→ Work instructions
Copy every one of the rows below verbatim, keeping their order and all characters unchanged.

-- START --

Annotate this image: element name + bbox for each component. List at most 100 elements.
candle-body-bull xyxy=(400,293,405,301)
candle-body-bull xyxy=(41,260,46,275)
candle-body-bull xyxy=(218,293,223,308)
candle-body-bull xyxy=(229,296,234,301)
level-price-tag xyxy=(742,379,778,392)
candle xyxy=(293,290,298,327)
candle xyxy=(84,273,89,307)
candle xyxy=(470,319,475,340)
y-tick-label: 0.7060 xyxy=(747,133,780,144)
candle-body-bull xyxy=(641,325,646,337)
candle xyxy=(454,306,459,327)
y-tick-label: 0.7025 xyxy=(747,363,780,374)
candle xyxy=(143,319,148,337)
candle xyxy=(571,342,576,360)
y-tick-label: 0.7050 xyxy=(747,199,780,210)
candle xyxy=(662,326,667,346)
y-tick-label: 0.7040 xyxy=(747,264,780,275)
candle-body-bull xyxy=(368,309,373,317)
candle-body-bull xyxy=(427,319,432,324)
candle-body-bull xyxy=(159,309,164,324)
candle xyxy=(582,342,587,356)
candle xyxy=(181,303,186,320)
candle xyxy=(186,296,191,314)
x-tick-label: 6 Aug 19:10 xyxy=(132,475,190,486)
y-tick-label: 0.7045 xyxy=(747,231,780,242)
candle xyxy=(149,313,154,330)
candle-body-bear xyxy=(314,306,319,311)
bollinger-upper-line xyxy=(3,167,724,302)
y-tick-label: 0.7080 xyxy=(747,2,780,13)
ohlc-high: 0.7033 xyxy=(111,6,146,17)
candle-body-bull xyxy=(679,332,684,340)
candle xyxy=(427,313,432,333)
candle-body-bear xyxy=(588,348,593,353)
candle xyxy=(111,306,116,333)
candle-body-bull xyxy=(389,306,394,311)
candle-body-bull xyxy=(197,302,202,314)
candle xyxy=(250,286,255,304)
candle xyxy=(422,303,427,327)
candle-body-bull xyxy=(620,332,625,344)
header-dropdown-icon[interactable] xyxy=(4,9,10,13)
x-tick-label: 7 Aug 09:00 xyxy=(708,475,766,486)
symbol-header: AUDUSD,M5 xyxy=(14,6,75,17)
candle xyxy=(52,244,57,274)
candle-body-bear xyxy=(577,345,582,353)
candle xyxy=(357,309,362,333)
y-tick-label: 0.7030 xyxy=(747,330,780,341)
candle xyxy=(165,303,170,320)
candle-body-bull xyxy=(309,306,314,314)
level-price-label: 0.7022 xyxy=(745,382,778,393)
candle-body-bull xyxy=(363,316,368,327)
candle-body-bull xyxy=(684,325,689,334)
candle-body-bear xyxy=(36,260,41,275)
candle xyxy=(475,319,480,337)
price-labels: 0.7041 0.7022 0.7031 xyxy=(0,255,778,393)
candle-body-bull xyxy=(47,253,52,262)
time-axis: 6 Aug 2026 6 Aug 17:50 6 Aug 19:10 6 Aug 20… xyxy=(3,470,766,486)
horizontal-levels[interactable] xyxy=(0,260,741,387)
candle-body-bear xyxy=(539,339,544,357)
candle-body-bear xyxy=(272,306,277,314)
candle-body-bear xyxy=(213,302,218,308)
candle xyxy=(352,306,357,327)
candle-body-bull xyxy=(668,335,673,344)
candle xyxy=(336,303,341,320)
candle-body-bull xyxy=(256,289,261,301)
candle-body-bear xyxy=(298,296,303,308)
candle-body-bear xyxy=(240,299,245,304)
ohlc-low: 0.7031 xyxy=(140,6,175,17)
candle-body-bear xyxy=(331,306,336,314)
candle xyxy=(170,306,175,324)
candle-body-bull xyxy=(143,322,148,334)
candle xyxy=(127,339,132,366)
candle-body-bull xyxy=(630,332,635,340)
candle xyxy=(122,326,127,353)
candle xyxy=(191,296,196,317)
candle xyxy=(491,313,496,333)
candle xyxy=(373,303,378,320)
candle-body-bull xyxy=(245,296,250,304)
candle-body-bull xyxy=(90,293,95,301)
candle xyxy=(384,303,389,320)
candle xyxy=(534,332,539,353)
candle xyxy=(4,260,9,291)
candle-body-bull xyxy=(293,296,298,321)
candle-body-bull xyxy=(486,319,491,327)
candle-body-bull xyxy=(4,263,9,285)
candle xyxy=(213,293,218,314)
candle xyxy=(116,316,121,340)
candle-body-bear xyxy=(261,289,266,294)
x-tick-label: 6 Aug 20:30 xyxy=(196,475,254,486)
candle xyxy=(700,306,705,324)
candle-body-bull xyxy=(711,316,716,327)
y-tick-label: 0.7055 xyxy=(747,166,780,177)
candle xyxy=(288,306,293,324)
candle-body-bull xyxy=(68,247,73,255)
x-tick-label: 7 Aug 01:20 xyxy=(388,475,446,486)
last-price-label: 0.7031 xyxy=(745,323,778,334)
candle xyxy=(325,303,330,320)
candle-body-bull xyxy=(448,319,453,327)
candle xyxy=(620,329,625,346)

-- END --

→ Answer to the exercise
Annotate this image: element name + bbox for each component. List at most 100 elements.
candle-body-bull xyxy=(400,293,405,301)
candle-body-bull xyxy=(41,260,46,275)
candle-body-bull xyxy=(218,293,223,308)
candle-body-bull xyxy=(229,296,234,301)
level-price-tag xyxy=(742,379,778,392)
candle xyxy=(293,290,298,327)
candle xyxy=(84,273,89,307)
candle xyxy=(470,319,475,340)
y-tick-label: 0.7060 xyxy=(747,133,780,144)
candle-body-bull xyxy=(641,325,646,337)
candle xyxy=(454,306,459,327)
y-tick-label: 0.7025 xyxy=(747,363,780,374)
candle xyxy=(143,319,148,337)
candle xyxy=(571,342,576,360)
y-tick-label: 0.7050 xyxy=(747,199,780,210)
candle xyxy=(662,326,667,346)
y-tick-label: 0.7040 xyxy=(747,264,780,275)
candle-body-bull xyxy=(368,309,373,317)
candle-body-bull xyxy=(427,319,432,324)
candle-body-bull xyxy=(159,309,164,324)
candle xyxy=(582,342,587,356)
candle xyxy=(181,303,186,320)
candle xyxy=(186,296,191,314)
x-tick-label: 6 Aug 19:10 xyxy=(132,475,190,486)
y-tick-label: 0.7045 xyxy=(747,231,780,242)
candle xyxy=(149,313,154,330)
candle-body-bear xyxy=(314,306,319,311)
bollinger-upper-line xyxy=(3,167,724,302)
y-tick-label: 0.7080 xyxy=(747,2,780,13)
ohlc-high: 0.7033 xyxy=(111,6,146,17)
candle-body-bull xyxy=(679,332,684,340)
candle xyxy=(427,313,432,333)
candle-body-bear xyxy=(588,348,593,353)
candle xyxy=(111,306,116,333)
candle-body-bull xyxy=(389,306,394,311)
candle-body-bull xyxy=(197,302,202,314)
candle xyxy=(250,286,255,304)
candle xyxy=(422,303,427,327)
candle-body-bull xyxy=(620,332,625,344)
header-dropdown-icon[interactable] xyxy=(4,9,10,13)
x-tick-label: 7 Aug 09:00 xyxy=(708,475,766,486)
symbol-header: AUDUSD,M5 xyxy=(14,6,75,17)
candle xyxy=(52,244,57,274)
candle-body-bear xyxy=(577,345,582,353)
candle xyxy=(357,309,362,333)
y-tick-label: 0.7030 xyxy=(747,330,780,341)
candle xyxy=(165,303,170,320)
candle-body-bull xyxy=(309,306,314,314)
level-price-label: 0.7022 xyxy=(745,382,778,393)
candle-body-bull xyxy=(363,316,368,327)
candle-body-bull xyxy=(684,325,689,334)
candle-body-bear xyxy=(36,260,41,275)
candle xyxy=(475,319,480,337)
price-labels: 0.7041 0.7022 0.7031 xyxy=(0,255,778,393)
candle-body-bull xyxy=(47,253,52,262)
time-axis: 6 Aug 2026 6 Aug 17:50 6 Aug 19:10 6 Aug 20… xyxy=(3,470,766,486)
horizontal-levels[interactable] xyxy=(0,260,741,387)
candle-body-bear xyxy=(539,339,544,357)
candle-body-bear xyxy=(272,306,277,314)
candle-body-bear xyxy=(213,302,218,308)
candle xyxy=(352,306,357,327)
candle-body-bull xyxy=(668,335,673,344)
candle xyxy=(336,303,341,320)
candle-body-bull xyxy=(256,289,261,301)
candle-body-bear xyxy=(298,296,303,308)
candle-body-bear xyxy=(240,299,245,304)
ohlc-low: 0.7031 xyxy=(140,6,175,17)
candle-body-bear xyxy=(331,306,336,314)
candle xyxy=(170,306,175,324)
candle-body-bull xyxy=(143,322,148,334)
candle xyxy=(127,339,132,366)
candle-body-bull xyxy=(630,332,635,340)
candle xyxy=(122,326,127,353)
candle xyxy=(191,296,196,317)
candle xyxy=(491,313,496,333)
candle xyxy=(373,303,378,320)
candle-body-bull xyxy=(245,296,250,304)
candle-body-bull xyxy=(90,293,95,301)
candle xyxy=(384,303,389,320)
candle xyxy=(534,332,539,353)
candle xyxy=(4,260,9,291)
candle-body-bull xyxy=(293,296,298,321)
candle-body-bull xyxy=(486,319,491,327)
candle-body-bull xyxy=(4,263,9,285)
candle xyxy=(213,293,218,314)
candle xyxy=(116,316,121,340)
candle-body-bear xyxy=(261,289,266,294)
x-tick-label: 6 Aug 20:30 xyxy=(196,475,254,486)
candle xyxy=(700,306,705,324)
candle-body-bull xyxy=(711,316,716,327)
y-tick-label: 0.7055 xyxy=(747,166,780,177)
candle xyxy=(288,306,293,324)
candle-body-bull xyxy=(68,247,73,255)
x-tick-label: 7 Aug 01:20 xyxy=(388,475,446,486)
last-price-label: 0.7031 xyxy=(745,323,778,334)
candle xyxy=(325,303,330,320)
candle-body-bull xyxy=(448,319,453,327)
candle xyxy=(620,329,625,346)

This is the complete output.